---------- Data to use ----------

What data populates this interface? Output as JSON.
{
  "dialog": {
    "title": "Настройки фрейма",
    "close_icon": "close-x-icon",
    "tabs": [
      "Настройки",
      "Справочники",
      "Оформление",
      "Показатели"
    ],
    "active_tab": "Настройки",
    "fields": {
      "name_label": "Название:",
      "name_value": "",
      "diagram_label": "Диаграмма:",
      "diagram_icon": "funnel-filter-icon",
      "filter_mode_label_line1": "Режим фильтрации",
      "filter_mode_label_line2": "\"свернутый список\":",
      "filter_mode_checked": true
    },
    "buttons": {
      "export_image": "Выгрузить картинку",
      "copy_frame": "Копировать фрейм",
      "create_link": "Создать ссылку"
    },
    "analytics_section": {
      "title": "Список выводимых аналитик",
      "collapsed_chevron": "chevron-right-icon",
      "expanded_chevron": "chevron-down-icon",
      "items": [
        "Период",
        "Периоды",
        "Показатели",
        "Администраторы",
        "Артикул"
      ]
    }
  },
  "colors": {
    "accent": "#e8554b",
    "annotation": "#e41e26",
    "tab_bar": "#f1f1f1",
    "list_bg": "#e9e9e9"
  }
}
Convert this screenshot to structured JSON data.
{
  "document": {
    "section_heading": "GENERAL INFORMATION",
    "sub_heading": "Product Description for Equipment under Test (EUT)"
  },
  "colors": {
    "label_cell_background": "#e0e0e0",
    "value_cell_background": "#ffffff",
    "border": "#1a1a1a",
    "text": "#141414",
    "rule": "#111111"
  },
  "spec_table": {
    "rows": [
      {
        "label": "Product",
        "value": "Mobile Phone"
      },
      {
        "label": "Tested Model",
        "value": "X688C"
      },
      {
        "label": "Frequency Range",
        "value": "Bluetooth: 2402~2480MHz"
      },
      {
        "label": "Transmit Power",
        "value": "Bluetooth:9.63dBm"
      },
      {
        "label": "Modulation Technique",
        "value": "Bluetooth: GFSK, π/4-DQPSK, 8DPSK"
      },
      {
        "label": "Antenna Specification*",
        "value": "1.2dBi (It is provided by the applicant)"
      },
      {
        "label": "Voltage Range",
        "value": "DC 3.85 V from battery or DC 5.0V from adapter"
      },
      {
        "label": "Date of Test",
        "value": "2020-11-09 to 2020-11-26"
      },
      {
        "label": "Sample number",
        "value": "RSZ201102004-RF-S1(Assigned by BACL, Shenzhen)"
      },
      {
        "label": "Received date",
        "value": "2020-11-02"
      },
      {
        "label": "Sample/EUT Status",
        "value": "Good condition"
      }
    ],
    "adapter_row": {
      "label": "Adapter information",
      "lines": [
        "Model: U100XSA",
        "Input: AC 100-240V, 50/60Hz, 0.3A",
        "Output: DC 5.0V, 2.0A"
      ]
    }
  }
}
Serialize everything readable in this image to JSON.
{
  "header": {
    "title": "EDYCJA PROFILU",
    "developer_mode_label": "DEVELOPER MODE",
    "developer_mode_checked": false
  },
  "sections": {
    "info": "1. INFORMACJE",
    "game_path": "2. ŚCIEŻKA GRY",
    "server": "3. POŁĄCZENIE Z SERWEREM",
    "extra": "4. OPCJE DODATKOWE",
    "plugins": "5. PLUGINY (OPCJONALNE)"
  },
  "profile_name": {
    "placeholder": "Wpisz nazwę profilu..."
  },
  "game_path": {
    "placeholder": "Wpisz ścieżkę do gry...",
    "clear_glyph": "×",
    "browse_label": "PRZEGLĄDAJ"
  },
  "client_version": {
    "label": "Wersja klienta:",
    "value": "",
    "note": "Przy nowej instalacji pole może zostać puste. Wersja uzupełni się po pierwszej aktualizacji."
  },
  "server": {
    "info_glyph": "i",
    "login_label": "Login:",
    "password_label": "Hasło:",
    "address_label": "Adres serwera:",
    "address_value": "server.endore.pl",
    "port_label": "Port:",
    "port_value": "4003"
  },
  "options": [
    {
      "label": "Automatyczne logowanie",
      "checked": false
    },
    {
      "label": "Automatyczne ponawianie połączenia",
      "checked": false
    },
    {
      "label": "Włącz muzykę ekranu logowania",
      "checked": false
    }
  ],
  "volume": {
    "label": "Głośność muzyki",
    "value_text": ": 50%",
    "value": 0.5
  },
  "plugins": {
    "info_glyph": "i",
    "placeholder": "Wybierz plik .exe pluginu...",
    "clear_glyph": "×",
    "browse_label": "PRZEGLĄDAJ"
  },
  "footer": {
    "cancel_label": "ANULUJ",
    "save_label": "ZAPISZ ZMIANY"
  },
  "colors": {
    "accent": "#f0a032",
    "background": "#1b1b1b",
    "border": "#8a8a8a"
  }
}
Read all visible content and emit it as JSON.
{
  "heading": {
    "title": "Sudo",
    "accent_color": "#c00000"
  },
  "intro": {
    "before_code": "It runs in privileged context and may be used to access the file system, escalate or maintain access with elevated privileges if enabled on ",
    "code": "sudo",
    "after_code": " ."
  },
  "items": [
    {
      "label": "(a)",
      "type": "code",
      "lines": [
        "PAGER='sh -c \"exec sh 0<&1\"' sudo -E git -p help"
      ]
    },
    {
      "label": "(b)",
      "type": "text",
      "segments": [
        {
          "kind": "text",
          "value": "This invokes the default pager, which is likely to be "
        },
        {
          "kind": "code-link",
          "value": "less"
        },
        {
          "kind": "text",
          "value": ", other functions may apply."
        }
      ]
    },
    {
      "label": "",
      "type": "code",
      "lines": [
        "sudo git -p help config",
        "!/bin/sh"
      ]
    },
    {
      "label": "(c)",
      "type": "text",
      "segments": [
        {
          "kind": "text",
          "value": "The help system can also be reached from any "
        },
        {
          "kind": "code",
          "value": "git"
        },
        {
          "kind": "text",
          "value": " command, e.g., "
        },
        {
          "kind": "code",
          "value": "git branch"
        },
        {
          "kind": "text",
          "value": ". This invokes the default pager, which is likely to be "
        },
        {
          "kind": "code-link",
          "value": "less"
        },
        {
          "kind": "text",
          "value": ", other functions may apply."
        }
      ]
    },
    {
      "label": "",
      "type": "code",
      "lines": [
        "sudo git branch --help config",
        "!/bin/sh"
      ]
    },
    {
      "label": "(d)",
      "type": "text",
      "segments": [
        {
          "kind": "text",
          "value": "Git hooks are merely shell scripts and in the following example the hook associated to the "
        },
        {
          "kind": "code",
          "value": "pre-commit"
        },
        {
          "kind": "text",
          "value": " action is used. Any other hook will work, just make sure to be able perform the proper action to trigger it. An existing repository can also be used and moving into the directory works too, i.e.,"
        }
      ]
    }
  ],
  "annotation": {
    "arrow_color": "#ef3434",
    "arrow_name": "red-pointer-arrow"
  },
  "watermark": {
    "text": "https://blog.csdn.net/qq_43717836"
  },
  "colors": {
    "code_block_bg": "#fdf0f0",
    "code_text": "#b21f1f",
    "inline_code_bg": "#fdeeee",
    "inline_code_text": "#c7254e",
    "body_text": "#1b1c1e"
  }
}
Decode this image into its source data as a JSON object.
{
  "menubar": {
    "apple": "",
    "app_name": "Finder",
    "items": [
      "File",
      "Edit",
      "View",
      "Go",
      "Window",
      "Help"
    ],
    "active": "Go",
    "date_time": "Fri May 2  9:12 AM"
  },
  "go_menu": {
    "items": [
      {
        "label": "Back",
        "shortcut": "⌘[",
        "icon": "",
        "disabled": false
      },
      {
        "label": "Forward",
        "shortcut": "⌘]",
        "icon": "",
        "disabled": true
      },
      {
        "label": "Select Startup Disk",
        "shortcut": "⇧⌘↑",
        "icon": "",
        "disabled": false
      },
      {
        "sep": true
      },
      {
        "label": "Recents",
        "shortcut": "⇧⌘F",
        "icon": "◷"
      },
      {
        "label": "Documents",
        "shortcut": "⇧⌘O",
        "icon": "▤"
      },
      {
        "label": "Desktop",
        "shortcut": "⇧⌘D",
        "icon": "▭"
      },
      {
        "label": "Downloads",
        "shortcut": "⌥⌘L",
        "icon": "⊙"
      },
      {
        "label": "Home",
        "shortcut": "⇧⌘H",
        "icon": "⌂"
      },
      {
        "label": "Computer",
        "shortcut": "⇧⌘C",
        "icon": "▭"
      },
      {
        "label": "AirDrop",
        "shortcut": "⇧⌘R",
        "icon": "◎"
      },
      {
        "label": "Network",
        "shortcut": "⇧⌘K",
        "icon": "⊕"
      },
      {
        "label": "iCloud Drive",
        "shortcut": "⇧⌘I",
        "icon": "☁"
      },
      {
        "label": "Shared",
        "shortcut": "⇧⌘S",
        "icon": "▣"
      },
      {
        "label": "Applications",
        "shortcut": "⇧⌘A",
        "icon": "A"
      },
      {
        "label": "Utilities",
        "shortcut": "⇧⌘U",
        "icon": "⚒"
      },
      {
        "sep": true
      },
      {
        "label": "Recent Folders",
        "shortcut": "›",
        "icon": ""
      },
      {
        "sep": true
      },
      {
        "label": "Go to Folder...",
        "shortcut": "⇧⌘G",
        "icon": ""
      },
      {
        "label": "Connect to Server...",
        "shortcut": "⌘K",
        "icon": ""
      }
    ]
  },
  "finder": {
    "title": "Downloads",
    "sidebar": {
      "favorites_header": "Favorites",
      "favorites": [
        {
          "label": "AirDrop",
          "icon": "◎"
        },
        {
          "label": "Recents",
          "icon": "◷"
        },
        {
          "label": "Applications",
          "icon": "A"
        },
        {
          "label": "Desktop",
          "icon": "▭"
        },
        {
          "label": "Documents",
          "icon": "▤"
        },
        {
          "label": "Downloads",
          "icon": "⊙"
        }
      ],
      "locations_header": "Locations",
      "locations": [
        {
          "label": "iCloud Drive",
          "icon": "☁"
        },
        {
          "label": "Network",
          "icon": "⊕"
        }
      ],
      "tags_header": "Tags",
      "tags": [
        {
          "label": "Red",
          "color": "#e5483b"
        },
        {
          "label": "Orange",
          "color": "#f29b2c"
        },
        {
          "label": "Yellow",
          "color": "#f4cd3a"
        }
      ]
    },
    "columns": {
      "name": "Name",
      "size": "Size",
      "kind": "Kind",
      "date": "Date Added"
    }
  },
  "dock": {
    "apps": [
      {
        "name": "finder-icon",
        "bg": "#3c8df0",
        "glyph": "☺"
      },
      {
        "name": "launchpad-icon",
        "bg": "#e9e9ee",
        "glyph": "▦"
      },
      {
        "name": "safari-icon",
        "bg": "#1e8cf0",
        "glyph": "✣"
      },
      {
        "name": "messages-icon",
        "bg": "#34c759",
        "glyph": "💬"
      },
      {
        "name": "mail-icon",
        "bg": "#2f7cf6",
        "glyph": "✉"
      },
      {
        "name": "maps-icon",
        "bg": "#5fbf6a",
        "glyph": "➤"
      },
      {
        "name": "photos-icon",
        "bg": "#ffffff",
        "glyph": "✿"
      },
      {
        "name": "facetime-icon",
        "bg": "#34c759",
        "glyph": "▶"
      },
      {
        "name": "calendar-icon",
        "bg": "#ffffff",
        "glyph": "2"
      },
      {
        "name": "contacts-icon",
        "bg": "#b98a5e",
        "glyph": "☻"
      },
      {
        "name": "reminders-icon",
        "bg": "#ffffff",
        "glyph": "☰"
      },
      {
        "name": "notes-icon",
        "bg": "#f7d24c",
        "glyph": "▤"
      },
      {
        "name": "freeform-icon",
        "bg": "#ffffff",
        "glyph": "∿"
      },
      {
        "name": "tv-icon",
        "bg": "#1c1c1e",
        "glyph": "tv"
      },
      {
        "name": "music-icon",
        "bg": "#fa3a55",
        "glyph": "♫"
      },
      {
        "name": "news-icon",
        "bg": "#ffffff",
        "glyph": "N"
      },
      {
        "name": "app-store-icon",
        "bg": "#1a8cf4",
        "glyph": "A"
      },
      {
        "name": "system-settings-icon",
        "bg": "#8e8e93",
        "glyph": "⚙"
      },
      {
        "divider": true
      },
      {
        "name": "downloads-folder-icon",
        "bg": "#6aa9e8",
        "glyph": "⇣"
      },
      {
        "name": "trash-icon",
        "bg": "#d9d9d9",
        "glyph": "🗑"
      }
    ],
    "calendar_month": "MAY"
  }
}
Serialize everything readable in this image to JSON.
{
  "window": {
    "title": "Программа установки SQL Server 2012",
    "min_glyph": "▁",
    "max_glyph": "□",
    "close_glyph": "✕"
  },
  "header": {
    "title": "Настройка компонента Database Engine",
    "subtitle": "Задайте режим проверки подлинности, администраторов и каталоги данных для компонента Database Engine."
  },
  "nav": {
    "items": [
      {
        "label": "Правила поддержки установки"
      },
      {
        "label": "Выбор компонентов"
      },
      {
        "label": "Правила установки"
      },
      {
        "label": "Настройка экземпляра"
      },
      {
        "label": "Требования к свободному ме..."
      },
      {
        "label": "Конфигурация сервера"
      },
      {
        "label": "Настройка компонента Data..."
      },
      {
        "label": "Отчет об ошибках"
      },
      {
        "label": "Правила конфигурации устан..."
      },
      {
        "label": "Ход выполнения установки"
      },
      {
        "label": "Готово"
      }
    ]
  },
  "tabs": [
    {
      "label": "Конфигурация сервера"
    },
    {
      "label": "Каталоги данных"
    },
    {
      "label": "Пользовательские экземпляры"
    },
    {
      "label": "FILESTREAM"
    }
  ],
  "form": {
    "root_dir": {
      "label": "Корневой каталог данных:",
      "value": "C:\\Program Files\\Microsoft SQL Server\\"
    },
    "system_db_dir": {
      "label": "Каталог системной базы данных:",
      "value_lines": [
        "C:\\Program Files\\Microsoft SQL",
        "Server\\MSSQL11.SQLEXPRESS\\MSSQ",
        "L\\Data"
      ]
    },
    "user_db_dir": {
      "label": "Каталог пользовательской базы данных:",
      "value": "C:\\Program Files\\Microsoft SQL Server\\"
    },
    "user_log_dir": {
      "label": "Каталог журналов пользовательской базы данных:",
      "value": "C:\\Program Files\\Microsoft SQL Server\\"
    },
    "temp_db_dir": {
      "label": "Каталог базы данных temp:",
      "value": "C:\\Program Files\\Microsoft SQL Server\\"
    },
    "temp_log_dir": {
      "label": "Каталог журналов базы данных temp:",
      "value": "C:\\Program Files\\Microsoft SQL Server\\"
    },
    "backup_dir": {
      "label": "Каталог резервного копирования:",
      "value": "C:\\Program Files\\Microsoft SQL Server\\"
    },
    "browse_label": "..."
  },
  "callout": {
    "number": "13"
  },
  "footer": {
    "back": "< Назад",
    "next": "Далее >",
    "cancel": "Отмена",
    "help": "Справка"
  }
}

----------

(Exercise task):
Identify every line above that includes the word "hook", and show those lines.

(Written answer):
          "value": "Git hooks are merely shell scripts and in the following example the hook associated to the "
          "value": " action is used. Any other hook will work, just make sure to be able perform the proper action to trigger it. An existing repository can also be used and moving into the directory works too, i.e.,"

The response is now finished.